- INPUT FOR THIS TASK -
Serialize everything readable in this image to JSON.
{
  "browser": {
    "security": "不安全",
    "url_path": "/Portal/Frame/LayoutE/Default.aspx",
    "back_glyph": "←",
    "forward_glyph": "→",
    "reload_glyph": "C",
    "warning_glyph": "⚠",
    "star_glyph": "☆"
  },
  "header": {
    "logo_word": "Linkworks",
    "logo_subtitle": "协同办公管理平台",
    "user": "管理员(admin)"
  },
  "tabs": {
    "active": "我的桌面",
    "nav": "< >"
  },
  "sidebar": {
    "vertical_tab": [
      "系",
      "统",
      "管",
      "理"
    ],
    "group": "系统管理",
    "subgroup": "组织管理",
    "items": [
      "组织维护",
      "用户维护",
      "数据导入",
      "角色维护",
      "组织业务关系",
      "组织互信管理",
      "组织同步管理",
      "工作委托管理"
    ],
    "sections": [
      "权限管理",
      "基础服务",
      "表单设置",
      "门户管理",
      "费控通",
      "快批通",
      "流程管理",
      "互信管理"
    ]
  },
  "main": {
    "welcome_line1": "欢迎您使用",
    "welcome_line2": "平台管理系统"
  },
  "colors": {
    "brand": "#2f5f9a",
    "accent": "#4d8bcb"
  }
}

- STATED EXERCISE -
Your task is to retype all the records above with nothing left out.

- COMPLETED EXERCISE -
Serialize everything readable in this image to JSON.
{
  "browser": {
    "security": "不安全",
    "url_path": "/Portal/Frame/LayoutE/Default.aspx",
    "back_glyph": "←",
    "forward_glyph": "→",
    "reload_glyph": "C",
    "warning_glyph": "⚠",
    "star_glyph": "☆"
  },
  "header": {
    "logo_word": "Linkworks",
    "logo_subtitle": "协同办公管理平台",
    "user": "管理员(admin)"
  },
  "tabs": {
    "active": "我的桌面",
    "nav": "< >"
  },
  "sidebar": {
    "vertical_tab": [
      "系",
      "统",
      "管",
      "理"
    ],
    "group": "系统管理",
    "subgroup": "组织管理",
    "items": [
      "组织维护",
      "用户维护",
      "数据导入",
      "角色维护",
      "组织业务关系",
      "组织互信管理",
      "组织同步管理",
      "工作委托管理"
    ],
    "sections": [
      "权限管理",
      "基础服务",
      "表单设置",
      "门户管理",
      "费控通",
      "快批通",
      "流程管理",
      "互信管理"
    ]
  },
  "main": {
    "welcome_line1": "欢迎您使用",
    "welcome_line2": "平台管理系统"
  },
  "colors": {
    "brand": "#2f5f9a",
    "accent": "#4d8bcb"
  }
}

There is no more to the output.